Set task: Pick out each line in these entries that contains the string "Debt".

Provided data:
────────────────────

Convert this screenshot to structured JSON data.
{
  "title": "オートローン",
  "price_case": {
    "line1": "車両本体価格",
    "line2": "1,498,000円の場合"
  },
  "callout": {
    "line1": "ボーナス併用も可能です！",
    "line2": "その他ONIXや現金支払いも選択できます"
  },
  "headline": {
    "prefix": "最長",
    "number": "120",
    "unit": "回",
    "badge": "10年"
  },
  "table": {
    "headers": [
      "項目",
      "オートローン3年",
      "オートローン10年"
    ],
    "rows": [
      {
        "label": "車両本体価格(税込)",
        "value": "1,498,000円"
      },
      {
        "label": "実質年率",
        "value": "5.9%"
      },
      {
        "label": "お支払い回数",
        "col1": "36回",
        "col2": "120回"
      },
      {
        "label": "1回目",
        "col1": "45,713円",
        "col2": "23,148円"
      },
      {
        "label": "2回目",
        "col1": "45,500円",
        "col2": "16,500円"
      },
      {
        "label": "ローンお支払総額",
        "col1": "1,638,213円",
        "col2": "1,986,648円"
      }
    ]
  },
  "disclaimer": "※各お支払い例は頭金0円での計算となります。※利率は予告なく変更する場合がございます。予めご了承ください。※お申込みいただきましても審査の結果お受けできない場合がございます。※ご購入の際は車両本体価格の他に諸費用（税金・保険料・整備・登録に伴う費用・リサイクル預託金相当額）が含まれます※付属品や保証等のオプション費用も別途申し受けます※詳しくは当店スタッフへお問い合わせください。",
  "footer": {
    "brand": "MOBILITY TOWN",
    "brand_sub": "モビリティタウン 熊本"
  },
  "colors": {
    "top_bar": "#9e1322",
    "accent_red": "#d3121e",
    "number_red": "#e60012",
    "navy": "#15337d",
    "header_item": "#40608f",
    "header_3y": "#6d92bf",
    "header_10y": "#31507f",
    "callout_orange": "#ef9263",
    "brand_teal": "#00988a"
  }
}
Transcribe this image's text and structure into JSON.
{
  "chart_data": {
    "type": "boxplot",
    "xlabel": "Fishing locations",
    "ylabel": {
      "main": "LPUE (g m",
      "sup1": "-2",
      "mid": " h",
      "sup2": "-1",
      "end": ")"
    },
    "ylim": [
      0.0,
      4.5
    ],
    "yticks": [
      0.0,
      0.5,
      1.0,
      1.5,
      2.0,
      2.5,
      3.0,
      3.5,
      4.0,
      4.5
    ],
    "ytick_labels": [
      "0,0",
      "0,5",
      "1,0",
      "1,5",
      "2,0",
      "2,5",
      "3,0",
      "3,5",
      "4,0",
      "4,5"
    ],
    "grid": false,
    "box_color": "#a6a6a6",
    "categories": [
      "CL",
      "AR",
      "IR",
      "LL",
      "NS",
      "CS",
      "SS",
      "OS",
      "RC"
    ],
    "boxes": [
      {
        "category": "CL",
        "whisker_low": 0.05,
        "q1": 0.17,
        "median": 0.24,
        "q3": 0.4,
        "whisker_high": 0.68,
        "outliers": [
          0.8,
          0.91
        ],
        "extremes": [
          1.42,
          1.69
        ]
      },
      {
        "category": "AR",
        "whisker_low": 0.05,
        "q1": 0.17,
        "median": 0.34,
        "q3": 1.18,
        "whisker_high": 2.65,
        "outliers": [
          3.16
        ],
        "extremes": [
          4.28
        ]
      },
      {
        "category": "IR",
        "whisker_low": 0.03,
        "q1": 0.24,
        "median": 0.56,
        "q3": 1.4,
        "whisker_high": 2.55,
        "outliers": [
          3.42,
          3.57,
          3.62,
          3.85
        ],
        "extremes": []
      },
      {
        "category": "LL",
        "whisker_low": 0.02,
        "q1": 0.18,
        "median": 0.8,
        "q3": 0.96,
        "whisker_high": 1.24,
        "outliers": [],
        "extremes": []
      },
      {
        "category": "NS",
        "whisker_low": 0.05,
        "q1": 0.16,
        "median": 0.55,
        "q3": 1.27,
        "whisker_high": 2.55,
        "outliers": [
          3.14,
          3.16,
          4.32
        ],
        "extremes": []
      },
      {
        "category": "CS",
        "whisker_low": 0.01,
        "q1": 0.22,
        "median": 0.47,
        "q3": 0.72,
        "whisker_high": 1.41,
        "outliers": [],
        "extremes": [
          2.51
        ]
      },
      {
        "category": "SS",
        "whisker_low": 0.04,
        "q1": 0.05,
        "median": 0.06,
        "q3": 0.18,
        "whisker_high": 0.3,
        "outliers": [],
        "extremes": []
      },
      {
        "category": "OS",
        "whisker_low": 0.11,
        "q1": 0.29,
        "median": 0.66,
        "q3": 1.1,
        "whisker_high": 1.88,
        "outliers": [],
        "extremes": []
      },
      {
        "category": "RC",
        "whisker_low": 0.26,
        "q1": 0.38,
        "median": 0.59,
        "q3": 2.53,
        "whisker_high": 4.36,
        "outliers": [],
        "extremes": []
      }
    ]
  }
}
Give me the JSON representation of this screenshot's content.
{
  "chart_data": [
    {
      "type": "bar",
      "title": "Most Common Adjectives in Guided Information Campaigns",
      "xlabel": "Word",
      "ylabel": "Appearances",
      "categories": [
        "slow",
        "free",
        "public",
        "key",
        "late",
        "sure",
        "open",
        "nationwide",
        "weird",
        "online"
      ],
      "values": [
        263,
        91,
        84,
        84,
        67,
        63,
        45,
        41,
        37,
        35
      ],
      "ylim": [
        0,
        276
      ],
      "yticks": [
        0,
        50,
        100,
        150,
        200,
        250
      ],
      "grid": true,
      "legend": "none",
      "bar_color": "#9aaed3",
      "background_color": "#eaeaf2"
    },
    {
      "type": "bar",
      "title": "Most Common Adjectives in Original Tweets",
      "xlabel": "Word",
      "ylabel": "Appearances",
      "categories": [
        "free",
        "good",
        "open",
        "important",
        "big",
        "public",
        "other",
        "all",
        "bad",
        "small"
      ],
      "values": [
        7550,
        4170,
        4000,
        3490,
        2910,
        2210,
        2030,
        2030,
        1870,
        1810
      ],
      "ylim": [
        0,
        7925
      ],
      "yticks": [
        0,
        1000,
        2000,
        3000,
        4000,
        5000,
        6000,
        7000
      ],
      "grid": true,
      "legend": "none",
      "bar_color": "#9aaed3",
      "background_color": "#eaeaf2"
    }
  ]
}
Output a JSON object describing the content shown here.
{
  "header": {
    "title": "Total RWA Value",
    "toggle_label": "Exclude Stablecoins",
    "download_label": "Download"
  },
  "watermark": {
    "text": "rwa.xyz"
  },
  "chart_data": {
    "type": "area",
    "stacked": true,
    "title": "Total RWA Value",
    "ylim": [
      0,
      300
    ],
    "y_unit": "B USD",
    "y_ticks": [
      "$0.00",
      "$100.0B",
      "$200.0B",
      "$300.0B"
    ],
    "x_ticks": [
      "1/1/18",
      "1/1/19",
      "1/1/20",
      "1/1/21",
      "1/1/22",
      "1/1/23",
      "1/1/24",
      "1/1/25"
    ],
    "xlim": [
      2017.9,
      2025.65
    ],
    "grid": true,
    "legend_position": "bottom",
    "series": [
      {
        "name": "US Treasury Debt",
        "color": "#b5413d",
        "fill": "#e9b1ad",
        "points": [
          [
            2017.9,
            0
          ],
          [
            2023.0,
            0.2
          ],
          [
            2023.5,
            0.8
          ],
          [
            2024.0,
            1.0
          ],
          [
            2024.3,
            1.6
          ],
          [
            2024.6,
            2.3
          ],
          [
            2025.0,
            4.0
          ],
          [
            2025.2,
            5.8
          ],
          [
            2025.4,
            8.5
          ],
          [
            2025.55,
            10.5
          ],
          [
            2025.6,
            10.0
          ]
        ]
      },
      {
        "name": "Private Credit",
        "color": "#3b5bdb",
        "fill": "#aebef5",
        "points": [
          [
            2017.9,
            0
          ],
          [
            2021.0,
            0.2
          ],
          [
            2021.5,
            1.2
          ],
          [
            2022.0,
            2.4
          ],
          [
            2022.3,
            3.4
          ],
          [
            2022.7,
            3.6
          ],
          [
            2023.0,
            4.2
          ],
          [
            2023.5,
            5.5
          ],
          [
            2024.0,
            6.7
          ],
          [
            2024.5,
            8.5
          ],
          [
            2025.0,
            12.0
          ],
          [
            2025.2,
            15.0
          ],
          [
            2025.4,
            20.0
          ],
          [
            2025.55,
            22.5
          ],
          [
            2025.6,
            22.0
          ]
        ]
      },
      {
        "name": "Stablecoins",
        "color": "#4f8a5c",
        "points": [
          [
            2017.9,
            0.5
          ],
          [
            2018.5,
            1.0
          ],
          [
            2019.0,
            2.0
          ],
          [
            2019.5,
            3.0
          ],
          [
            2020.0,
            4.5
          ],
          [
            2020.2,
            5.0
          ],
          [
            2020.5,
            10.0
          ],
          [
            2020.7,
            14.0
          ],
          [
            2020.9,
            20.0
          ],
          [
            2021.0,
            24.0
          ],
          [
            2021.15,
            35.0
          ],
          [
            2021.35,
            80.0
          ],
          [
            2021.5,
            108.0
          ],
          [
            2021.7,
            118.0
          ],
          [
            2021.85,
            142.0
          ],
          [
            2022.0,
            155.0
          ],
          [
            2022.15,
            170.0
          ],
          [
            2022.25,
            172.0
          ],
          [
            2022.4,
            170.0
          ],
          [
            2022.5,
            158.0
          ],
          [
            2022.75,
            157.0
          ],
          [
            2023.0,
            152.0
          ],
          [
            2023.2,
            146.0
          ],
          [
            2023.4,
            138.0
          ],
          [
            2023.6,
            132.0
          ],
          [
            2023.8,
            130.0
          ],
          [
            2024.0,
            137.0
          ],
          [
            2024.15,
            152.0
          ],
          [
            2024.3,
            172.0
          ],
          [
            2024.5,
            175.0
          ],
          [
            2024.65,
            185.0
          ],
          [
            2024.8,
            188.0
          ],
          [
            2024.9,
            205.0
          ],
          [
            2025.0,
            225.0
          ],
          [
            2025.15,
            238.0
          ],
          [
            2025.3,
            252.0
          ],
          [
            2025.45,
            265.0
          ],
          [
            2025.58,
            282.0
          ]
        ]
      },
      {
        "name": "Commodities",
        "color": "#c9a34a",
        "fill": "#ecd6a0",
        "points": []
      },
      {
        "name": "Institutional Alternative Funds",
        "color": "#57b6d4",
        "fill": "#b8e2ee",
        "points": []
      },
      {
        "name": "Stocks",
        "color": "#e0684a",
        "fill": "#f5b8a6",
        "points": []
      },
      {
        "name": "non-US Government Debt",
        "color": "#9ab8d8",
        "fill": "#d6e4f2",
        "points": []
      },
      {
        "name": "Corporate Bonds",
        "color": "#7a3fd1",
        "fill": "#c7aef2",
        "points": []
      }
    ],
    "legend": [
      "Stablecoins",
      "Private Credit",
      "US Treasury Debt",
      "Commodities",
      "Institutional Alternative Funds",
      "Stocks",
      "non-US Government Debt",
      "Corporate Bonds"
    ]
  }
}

────────────────────

Problem solution:
        "name": "US Treasury Debt",
        "name": "non-US Government Debt",
      "US Treasury Debt",
      "non-US Government Debt",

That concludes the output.